[Work required]
Return the number of lines that contain the word "name", and return nothing else.

···

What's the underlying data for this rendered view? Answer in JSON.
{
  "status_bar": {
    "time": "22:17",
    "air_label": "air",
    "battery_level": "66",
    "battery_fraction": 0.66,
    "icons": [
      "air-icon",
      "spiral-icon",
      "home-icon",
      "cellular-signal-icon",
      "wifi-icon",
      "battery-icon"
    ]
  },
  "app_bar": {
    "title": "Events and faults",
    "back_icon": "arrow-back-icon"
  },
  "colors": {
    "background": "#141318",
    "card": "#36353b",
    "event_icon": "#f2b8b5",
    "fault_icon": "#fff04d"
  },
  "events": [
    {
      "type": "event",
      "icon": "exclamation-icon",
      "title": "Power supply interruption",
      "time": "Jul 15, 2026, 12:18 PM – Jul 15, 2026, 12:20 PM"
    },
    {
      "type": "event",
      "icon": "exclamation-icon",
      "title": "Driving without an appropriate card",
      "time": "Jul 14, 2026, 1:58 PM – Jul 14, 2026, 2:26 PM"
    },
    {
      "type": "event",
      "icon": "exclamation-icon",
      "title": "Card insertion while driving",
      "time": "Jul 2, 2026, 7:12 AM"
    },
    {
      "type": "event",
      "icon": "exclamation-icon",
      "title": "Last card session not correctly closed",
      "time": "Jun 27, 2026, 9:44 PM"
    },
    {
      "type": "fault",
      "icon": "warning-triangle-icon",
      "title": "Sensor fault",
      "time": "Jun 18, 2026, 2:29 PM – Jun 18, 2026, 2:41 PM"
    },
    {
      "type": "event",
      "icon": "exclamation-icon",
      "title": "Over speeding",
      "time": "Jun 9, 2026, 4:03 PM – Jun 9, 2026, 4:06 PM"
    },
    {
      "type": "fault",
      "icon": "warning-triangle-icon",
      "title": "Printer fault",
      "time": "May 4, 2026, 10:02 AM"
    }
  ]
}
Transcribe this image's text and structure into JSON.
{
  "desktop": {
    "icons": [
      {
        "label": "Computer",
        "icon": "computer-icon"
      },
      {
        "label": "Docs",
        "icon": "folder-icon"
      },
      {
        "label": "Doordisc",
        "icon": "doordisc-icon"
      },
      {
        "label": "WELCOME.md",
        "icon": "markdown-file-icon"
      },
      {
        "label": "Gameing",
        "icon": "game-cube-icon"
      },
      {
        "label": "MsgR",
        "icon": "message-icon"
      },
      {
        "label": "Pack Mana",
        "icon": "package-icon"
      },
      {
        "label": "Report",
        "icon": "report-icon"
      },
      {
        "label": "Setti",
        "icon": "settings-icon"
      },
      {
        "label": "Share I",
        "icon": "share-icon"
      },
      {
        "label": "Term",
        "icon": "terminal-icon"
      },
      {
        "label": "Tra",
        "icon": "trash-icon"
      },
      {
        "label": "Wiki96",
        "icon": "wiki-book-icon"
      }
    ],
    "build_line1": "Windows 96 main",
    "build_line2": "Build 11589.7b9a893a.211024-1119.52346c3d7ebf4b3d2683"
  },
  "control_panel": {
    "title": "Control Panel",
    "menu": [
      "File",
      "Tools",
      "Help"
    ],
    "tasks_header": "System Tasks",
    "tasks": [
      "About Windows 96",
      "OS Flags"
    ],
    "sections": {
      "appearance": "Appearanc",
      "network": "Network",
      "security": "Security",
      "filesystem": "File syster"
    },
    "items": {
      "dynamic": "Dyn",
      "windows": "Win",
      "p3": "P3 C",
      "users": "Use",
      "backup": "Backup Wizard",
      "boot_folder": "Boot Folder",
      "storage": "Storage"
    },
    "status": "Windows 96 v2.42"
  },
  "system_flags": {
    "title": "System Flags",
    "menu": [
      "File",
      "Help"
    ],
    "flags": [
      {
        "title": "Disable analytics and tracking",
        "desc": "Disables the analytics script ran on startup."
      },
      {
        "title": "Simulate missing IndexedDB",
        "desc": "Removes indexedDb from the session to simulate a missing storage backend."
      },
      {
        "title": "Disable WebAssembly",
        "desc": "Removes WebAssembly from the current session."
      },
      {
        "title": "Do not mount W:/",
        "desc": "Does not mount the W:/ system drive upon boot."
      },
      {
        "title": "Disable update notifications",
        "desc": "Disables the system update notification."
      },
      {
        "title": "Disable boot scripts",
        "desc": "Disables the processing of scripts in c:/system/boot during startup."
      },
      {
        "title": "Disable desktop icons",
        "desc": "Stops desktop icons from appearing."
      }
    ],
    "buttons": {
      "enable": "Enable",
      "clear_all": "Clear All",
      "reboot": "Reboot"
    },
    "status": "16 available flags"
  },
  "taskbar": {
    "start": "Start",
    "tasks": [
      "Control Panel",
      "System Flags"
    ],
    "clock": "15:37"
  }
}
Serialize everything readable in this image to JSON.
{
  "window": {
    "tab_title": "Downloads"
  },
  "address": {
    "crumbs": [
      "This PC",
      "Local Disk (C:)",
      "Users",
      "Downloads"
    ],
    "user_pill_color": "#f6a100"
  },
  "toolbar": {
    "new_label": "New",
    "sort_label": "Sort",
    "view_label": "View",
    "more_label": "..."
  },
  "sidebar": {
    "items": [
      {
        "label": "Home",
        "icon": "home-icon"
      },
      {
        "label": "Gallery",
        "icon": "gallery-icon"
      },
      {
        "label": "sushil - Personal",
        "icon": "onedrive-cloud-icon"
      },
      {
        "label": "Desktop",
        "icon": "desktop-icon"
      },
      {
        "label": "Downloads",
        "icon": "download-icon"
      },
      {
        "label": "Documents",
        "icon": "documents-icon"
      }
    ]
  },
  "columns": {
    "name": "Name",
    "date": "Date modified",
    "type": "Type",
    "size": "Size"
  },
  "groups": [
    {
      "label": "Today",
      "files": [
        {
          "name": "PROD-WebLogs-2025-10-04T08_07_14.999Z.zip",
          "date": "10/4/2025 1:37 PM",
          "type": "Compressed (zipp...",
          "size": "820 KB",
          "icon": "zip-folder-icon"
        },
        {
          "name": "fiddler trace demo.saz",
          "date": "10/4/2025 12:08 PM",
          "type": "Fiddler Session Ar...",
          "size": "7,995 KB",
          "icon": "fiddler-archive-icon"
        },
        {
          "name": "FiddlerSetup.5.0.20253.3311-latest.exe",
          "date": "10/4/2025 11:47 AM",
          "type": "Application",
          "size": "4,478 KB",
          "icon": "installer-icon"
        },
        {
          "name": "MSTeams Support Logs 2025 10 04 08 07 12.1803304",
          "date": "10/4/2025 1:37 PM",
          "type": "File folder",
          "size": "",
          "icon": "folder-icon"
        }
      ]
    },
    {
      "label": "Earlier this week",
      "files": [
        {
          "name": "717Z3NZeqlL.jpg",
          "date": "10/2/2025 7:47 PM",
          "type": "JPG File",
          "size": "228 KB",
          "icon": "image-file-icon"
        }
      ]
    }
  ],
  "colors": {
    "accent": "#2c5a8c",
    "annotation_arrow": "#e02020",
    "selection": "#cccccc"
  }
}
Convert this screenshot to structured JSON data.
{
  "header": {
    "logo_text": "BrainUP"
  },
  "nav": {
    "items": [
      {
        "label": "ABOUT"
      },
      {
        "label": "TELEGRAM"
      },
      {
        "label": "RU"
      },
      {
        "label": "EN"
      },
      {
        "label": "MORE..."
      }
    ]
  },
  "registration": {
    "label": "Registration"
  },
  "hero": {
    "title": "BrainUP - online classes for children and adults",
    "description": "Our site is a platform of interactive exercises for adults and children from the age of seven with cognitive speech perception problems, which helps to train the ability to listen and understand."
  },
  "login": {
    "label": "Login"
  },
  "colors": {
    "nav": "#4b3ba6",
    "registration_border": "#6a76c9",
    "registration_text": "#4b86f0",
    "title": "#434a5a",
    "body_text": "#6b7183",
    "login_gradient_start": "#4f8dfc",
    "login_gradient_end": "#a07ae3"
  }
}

···

[Solution for this problem]
6